By the Court. — The decision of the court of appeals is affirmed.

¶ 45. DIANE S. SYKES, J., did not participate.

¶ 46. SHIRLEY S. ABRAHAMSON, C.J. (dissenting).

The majority in this case is in the uniquely unenviable position of rendering a decision that is wrong on the law as well as being fundamentally unfair and unjust. Because neither the law nor fundamental fairness and justice can support the majority opinion's conclusions, I dissent.

¶ 47. The majority opinion frames the legal issue as follows: whether the rule announced in State v. Douangmala, 2002 WI 62, 253 Wis. 2d 173, 646 N.W.2d 1, can be applied retroactively to a defendant whose opportunity for a direct appeal expired before Douangmala was decided.[1] This court did not decide in Douangmala whether its decision was to be retroactively *110 applied to an individual such as Lagundoye who raised the issue in a collateral post-conviction proceeding.

¶ 48. Although this court is not required to follow federal rules regarding the retroactive application of changes in the criminal law, this court has, in the past, relied on federal interpretations in this area and has explicitly adopted three United States Supreme Court cases elaborating upon various aspects of the doctrine of retroactivity: Bousley v. United States, 523 U.S. 614 (1998), Teague v. Lane, 489 U.S. 288 (1989), and Griffith v. United States, 479 U.S. 314 (1987).

¶ 49. Following the federal rules of retroactivity is not easy. One commentator has noted that "the Court's decisions in this area have spawned a veritable cottage industry of academic attempts to impose some order on the chaos."[2] Another concluded that the Court's jurisprudence in this area seems to be the product of a split personality.[3]

¶ 50. Retroactivity under these cases turns on whether a court announces a new or an old rule, whether the new rule is one of substantive criminal law or criminal procedural law, and whether the defendant's challenge is made on direct appeal (or while in the direct appeal pipeline) or on collateral review.[4] New rules of substantive criminal law are presumptively *111 retroactive;[5] new rules of criminal procedure are generally not retroactive to cases that became final before the new rule was announced.[6] This case is a review of a collateral post-conviction proceeding. The majority opinion concludes that the present case involves a new rule of criminal procedure.

¶ 51. The lines between a "new rule" and an "old rule,"[7] and between a substantive and a procedural change in the law,[8] are blurry and often difficult to perceive. But blurriness is no excuse for myopia. The majority opinion's failure to come to grips with the difficult, nuanced issues presented by this case is vexing, and I cannot agree with its short-sighted conclusions.

¶ 52. I agree with the majority opinion that this case is governed by the United States Supreme Court's decisions in Teague and Bousley. I conclude, however, that Lagundoye's conviction must be vacated for the following reasons:

¶ 53. First, the rule announced in Douangmala is not a new rule under the Bousley decision.

*112 ¶ 54. Second, Douangmala did not announce, under Teague, a new rule even though it overruled prior court of appeals decisions.

¶ 55. Third, Douangmala announced, under Teague, a substantive rule, not a procedural rule.

¶ 56. Fourth, the majority determines the effective date of a statute instead of abiding by the legislative determination of the effective date of Wis. Stat. § 971.08.

(Data from a collection)
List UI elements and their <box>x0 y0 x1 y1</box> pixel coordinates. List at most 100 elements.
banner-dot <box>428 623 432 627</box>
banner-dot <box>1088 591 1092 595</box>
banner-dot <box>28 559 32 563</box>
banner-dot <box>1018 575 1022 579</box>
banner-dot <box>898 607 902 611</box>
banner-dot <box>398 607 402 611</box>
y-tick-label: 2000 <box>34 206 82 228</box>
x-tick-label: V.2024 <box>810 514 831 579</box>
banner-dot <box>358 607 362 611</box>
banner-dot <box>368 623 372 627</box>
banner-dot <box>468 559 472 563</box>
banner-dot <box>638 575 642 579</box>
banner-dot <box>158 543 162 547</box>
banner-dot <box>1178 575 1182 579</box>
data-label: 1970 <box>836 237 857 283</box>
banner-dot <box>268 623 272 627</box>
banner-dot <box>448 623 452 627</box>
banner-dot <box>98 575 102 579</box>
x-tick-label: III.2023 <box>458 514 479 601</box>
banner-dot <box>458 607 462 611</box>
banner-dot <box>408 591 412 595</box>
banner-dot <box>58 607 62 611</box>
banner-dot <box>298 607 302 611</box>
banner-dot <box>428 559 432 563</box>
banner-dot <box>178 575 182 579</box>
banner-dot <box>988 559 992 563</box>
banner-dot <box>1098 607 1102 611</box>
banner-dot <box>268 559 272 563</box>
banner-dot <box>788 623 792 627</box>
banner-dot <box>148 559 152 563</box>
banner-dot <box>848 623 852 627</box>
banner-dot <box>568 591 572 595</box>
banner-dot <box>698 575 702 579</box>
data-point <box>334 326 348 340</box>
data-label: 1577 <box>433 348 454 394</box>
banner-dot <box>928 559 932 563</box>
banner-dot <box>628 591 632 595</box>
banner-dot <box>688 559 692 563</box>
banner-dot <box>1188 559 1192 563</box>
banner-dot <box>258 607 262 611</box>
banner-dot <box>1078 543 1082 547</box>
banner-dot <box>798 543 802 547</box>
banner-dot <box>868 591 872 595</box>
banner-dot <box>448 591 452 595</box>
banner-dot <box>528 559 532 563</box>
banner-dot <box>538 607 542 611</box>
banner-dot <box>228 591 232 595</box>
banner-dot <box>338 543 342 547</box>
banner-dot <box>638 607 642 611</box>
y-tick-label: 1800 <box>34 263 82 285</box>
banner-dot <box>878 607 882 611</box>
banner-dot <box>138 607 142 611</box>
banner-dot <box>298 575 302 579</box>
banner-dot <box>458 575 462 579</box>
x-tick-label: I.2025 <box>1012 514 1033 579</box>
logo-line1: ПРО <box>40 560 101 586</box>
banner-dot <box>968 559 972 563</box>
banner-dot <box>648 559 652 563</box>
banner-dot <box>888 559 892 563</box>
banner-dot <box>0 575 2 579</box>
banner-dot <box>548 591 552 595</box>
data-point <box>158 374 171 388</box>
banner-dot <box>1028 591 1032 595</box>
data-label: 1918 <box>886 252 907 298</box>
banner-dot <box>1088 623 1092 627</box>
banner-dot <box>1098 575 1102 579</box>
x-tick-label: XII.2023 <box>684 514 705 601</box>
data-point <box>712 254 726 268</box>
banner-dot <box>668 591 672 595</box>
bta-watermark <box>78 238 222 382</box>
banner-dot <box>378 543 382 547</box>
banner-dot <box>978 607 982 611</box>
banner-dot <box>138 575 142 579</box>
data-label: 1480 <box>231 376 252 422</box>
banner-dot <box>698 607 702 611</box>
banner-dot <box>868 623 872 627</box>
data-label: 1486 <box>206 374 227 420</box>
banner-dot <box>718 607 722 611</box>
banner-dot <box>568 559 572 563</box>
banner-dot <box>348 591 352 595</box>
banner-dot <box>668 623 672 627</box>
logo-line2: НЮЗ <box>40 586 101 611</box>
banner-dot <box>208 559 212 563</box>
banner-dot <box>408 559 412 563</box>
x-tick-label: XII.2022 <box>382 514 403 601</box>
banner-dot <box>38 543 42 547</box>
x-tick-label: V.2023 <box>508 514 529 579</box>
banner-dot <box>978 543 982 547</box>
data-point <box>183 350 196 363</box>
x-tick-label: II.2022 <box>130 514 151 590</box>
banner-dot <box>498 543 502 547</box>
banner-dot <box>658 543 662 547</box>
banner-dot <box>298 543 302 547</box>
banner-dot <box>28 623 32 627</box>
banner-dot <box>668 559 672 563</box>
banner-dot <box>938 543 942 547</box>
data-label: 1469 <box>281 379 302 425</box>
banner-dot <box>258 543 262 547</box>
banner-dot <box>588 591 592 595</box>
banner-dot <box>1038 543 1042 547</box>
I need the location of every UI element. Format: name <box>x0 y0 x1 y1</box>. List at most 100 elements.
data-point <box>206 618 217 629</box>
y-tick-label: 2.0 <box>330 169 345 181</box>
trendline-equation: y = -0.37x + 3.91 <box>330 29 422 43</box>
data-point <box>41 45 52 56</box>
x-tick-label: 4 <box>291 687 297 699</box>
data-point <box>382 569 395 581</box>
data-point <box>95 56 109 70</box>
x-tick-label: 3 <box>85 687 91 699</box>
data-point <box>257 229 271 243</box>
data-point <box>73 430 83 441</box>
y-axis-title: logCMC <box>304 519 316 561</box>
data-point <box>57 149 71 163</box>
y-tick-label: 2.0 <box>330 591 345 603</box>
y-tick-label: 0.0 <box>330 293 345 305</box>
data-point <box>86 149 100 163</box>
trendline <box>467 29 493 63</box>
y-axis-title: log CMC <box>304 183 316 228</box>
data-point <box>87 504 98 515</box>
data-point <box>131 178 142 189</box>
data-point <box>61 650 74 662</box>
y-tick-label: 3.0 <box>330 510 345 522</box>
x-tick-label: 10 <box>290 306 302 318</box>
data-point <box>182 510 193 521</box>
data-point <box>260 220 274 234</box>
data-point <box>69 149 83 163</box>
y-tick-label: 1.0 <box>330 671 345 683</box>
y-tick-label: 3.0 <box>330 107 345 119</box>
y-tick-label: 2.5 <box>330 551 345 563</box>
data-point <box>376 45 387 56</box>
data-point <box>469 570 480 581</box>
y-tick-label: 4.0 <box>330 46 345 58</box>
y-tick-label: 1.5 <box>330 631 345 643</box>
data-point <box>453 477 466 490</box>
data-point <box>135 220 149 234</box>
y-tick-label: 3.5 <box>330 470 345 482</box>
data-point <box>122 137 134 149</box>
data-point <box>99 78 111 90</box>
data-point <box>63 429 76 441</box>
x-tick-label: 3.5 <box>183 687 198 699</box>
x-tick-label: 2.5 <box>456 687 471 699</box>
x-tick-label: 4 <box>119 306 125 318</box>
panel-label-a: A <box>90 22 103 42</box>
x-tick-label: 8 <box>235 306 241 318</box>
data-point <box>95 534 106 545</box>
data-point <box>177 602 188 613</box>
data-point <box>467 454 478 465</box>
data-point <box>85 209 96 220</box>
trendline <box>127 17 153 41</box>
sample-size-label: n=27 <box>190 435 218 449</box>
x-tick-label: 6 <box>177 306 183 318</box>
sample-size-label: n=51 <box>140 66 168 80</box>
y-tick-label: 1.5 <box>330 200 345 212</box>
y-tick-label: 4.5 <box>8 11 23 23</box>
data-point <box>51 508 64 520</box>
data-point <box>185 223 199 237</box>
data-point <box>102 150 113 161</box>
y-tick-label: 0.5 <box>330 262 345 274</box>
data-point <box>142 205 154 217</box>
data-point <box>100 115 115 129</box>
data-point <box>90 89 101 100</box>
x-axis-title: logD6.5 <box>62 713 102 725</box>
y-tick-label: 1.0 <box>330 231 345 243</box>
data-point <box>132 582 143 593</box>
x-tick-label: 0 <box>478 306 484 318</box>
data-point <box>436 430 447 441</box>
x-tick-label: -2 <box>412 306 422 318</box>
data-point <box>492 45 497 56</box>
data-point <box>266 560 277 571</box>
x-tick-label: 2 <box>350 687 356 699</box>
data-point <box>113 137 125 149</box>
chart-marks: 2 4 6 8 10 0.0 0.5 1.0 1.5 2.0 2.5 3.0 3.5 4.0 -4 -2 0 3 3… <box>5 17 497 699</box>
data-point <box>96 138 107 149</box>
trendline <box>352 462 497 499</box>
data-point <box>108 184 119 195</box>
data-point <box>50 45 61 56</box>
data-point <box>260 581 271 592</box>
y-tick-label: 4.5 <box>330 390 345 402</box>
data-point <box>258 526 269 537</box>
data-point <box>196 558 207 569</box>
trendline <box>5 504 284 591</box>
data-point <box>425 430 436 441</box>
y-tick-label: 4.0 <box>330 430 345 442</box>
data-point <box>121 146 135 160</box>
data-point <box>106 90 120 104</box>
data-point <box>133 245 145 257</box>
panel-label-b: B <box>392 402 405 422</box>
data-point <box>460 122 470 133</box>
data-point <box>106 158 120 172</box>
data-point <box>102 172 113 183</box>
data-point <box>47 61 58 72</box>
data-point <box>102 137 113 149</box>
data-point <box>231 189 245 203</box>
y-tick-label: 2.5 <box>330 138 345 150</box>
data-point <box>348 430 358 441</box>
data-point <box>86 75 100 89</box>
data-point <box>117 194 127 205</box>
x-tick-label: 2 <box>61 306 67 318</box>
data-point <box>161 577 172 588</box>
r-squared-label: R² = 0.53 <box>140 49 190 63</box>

TASKS:
**1)** According to the dissenting opinion, what kind of proceeding is this case a review of?
**2)** Print the part of the dissenting opinion starting with "The majority in" and going on through "in a collateral post-conviction proceeding.".

WORKED ANSWERS:
**1)** A collateral post-conviction proceeding.

**2)**
The majority in this case is in the uniquely unenviable position of rendering a decision that is wrong on the law as well as being fundamentally unfair and unjust. Because neither the law nor fundamental fairness and justice can support the majority opinion's conclusions, I dissent.

¶ 47. The majority opinion frames the legal issue as follows: whether the rule announced in State v. Douangmala, 2002 WI 62, 253 Wis. 2d 173, 646 N.W.2d 1, can be applied retroactively to a defendant whose opportunity for a direct appeal expired before Douangmala was decided.[1] This court did not decide in Douangmala whether its decision was to be retroactively *110 applied to an individual such as Lagundoye who raised the issue in a collateral post-conviction proceeding.